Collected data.

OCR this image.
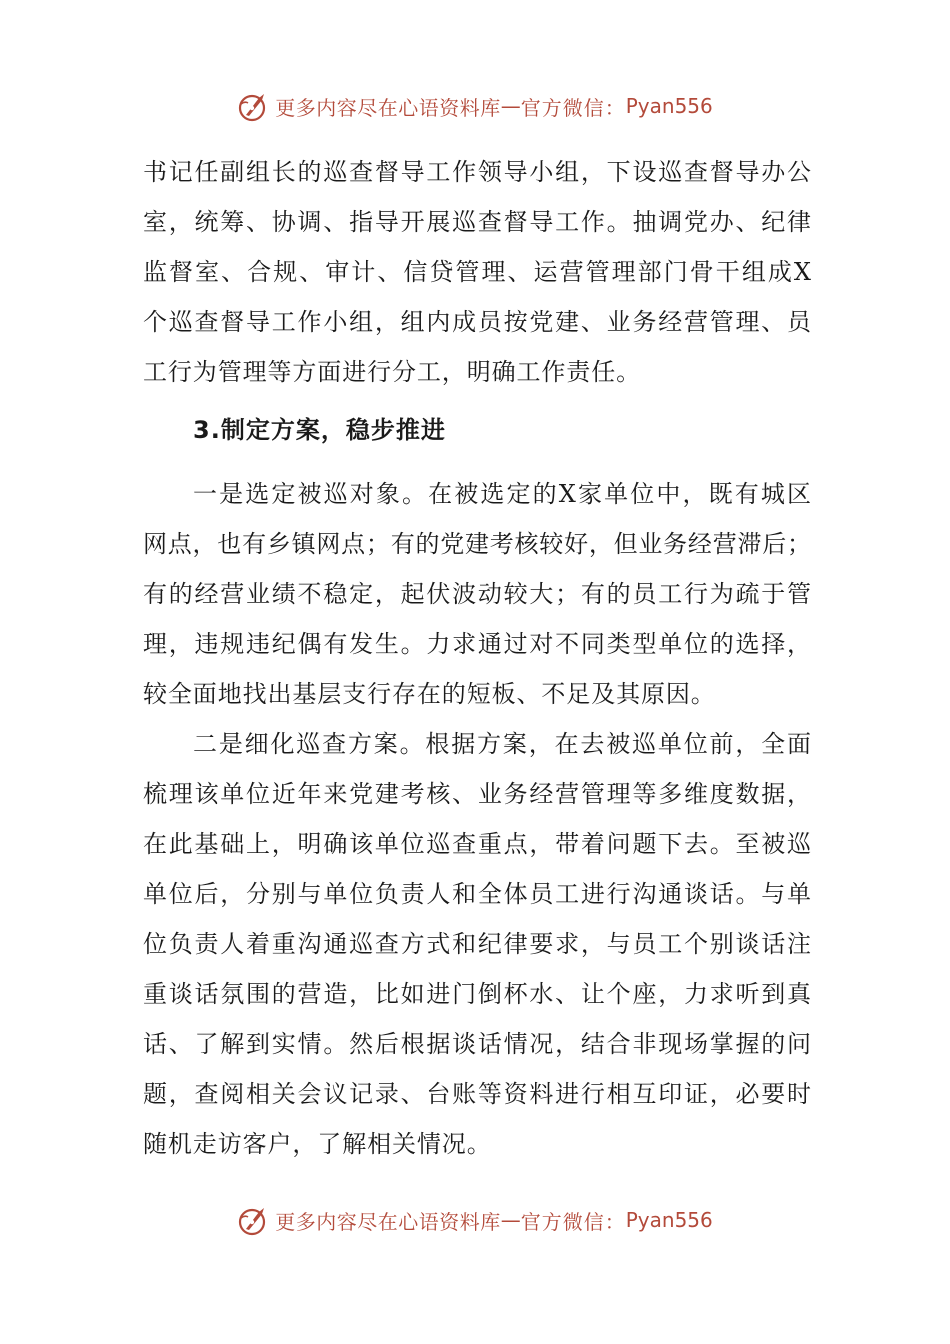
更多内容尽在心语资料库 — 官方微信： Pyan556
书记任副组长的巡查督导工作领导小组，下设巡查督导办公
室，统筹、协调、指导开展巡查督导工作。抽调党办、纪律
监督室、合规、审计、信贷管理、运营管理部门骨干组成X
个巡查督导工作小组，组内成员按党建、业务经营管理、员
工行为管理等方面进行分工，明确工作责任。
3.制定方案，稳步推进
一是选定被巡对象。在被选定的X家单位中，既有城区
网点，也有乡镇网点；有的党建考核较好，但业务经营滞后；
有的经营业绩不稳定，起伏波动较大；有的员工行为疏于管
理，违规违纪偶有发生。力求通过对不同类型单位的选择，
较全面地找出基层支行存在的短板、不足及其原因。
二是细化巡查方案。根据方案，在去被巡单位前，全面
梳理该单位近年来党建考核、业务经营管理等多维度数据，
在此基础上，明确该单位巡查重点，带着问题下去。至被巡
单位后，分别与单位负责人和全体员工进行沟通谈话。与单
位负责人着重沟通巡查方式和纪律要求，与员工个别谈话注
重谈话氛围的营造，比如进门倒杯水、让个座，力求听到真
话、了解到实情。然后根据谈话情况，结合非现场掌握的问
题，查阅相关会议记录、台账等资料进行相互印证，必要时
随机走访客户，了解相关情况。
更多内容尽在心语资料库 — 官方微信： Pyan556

...

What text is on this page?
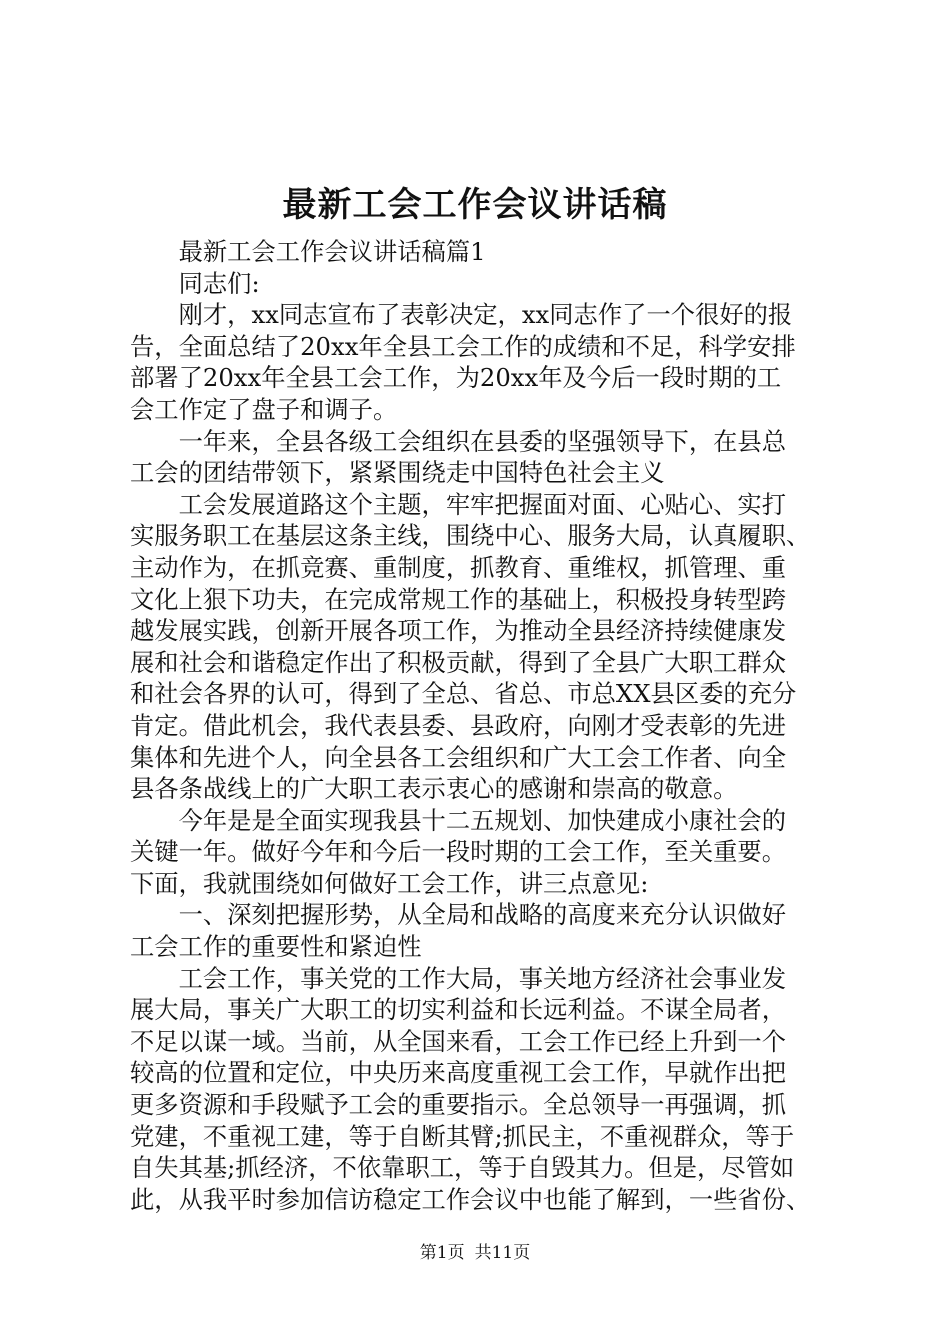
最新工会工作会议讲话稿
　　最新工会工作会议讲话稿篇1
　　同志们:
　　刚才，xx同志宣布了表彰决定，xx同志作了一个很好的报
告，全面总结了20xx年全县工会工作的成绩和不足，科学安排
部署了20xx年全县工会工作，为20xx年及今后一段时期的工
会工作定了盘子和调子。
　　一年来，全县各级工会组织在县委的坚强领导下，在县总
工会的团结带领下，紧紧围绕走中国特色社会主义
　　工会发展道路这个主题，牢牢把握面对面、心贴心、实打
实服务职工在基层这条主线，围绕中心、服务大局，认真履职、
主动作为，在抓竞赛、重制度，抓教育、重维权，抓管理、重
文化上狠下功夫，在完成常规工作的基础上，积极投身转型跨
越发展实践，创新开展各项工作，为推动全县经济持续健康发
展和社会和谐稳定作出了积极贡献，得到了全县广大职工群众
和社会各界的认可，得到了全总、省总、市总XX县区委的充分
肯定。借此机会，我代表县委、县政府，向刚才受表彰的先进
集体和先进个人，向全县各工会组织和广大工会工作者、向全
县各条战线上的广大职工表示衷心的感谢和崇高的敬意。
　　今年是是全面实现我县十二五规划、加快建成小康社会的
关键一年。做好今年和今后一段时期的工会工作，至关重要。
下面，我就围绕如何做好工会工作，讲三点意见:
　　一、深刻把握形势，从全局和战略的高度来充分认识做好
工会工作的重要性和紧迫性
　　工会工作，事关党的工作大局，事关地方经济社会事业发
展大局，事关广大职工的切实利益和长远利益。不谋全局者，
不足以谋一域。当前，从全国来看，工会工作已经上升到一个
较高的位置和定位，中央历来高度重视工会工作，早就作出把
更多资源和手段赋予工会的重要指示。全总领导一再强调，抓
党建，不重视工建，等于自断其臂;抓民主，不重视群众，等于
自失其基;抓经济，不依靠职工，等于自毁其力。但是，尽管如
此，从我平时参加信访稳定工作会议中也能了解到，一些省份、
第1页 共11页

--

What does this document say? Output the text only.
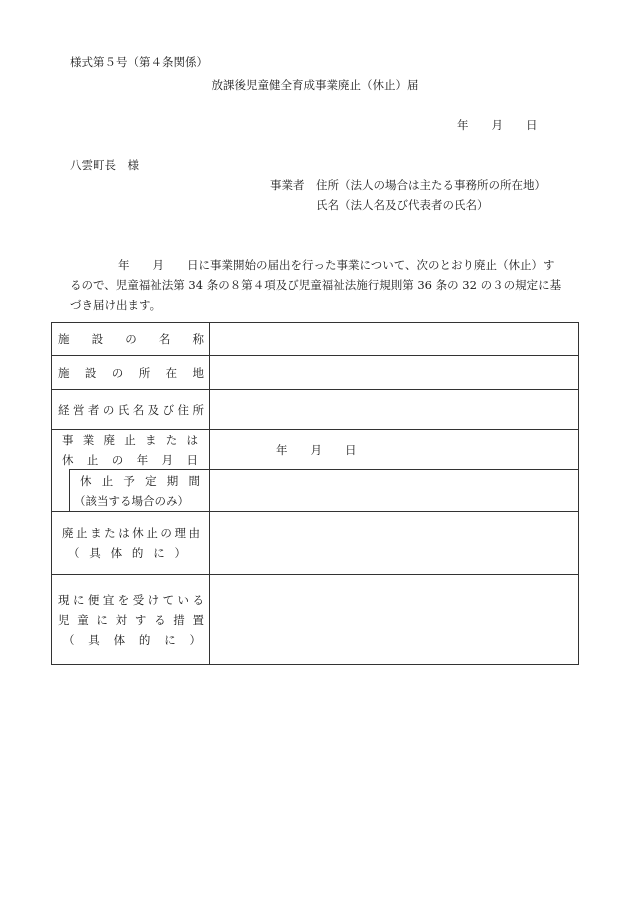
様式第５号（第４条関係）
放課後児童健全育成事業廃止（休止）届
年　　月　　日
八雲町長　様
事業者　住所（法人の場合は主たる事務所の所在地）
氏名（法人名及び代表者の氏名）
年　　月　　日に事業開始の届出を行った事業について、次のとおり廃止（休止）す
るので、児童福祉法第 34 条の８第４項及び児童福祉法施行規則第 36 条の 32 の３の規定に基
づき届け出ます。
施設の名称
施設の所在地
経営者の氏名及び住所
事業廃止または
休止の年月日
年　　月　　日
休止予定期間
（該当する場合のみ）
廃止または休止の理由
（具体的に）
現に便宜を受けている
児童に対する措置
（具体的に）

SHORT PROBLEM. Extract from the material all lines containing the string "text".

COMPLETE RESPONSE.
What text is on this page?
What does this document say? Output the text only.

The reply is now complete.